== Exercise prompt ==
Assemble all lines in which the string "Templates" appears.

Saved entries
• • •
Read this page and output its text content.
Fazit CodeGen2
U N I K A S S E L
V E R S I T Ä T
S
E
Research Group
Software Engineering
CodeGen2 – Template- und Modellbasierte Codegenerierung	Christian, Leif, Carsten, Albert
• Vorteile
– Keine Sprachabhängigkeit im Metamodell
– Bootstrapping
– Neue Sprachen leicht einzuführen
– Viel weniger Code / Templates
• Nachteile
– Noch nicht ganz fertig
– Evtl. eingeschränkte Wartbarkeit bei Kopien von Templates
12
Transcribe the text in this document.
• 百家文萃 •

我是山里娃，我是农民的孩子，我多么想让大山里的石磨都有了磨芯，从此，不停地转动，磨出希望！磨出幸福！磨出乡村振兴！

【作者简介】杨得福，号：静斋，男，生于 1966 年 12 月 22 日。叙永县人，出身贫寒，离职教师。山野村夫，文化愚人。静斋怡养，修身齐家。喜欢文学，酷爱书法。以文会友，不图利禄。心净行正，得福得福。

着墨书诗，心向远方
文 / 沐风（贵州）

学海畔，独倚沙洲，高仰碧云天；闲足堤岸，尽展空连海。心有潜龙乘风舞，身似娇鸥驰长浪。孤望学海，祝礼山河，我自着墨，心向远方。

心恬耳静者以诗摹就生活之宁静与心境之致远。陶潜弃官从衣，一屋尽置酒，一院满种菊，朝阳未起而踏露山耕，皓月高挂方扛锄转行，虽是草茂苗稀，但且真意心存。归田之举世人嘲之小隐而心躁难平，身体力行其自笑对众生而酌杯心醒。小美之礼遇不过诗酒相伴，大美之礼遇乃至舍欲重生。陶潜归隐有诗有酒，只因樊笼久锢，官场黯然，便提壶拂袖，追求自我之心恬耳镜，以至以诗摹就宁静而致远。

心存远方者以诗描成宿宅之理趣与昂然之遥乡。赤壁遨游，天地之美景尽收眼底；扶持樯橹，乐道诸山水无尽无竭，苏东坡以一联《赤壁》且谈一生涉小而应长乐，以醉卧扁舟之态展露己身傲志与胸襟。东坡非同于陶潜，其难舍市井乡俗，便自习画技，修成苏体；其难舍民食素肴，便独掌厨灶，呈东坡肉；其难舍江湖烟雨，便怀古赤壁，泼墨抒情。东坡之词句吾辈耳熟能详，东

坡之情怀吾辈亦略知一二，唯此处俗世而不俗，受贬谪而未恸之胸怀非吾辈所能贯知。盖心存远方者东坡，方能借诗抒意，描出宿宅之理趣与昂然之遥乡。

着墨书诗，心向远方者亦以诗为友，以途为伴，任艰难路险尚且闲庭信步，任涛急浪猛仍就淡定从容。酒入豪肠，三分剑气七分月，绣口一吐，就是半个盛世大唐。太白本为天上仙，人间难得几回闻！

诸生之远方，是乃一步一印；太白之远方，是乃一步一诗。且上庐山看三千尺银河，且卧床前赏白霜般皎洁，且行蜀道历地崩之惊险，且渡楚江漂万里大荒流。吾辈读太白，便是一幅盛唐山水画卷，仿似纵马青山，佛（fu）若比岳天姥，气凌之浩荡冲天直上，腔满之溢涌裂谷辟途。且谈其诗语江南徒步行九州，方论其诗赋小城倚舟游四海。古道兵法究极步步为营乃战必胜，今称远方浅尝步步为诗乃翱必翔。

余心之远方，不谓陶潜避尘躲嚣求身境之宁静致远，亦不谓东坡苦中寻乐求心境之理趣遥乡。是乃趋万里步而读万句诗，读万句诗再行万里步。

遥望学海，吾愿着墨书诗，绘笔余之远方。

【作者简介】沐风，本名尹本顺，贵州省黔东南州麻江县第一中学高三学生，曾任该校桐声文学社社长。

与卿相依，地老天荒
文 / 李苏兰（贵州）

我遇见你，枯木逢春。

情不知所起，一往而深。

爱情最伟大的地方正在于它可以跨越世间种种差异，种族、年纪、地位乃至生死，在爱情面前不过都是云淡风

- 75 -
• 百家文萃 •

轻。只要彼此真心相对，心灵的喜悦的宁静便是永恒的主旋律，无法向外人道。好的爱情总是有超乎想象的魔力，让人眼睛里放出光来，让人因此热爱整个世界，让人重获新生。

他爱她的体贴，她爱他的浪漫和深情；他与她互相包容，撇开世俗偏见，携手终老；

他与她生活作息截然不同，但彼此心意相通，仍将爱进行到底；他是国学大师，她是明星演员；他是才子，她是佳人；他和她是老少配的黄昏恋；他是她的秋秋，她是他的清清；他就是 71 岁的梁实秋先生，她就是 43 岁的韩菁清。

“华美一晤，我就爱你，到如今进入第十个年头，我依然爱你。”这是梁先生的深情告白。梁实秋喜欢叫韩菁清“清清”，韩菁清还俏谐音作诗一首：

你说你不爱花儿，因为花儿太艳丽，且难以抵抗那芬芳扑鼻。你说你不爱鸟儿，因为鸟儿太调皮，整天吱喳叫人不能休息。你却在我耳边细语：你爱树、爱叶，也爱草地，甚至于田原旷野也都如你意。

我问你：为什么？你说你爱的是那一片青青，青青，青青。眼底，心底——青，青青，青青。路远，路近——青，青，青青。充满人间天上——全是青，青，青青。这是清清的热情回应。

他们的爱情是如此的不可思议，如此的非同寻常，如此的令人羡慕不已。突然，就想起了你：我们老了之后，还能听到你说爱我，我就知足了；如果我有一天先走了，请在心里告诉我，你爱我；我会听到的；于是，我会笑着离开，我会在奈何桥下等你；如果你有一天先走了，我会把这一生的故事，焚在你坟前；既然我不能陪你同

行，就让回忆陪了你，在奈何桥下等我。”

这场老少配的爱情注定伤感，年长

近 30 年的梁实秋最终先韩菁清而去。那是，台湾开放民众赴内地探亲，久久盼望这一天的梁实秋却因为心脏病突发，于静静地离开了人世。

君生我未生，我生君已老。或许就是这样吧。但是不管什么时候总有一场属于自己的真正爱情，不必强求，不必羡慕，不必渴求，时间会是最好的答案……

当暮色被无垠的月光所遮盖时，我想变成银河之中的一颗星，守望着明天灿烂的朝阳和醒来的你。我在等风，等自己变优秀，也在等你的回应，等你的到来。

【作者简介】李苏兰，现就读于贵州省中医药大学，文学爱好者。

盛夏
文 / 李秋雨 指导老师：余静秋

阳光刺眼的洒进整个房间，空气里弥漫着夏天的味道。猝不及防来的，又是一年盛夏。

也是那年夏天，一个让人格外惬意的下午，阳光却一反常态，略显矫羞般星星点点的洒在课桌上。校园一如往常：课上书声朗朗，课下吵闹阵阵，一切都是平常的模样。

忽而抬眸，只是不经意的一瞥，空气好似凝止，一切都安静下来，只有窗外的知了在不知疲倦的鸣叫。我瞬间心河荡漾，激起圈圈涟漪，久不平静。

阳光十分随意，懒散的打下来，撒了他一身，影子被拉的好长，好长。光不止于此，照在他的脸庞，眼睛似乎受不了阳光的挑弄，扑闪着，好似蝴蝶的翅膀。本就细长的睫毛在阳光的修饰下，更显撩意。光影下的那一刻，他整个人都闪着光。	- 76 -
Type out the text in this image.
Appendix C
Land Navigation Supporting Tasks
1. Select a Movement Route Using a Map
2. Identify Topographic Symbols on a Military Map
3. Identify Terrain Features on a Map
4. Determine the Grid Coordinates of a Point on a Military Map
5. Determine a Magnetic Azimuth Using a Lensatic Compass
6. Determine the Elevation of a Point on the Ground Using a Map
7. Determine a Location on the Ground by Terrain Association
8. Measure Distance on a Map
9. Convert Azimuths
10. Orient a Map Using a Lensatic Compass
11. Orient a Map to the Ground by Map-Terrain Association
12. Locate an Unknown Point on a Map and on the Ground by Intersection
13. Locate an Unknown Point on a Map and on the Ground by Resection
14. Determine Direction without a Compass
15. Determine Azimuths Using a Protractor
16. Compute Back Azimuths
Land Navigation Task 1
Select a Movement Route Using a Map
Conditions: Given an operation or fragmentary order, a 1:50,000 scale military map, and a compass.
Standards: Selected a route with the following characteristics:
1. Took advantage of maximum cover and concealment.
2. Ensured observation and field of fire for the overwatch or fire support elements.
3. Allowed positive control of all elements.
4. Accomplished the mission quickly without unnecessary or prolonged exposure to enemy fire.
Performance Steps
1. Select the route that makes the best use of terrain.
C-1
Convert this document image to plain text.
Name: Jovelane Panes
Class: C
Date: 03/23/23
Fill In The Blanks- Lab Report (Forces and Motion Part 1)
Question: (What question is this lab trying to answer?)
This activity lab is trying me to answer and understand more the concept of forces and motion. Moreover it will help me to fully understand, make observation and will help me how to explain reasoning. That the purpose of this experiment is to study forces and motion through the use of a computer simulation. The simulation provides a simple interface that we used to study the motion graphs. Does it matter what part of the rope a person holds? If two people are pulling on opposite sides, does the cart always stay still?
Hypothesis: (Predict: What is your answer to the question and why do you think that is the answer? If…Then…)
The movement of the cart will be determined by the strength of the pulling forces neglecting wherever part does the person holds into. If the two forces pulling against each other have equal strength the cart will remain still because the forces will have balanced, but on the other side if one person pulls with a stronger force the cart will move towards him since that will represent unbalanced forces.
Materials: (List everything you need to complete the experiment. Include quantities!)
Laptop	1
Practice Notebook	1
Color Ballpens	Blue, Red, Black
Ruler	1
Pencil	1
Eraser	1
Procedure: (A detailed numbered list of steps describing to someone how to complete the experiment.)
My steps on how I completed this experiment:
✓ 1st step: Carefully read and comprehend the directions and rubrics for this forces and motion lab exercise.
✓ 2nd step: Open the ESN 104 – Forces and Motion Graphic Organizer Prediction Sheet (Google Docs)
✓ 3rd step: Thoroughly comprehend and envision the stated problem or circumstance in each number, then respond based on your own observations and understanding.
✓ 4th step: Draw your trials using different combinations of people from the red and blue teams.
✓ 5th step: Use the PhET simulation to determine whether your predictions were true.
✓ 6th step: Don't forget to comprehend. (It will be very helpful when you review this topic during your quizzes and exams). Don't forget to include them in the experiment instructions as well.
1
• • •
== Problem solution ==
– Viel weniger Code / Templates
– Evtl. eingeschränkte Wartbarkeit bei Kopien von Templates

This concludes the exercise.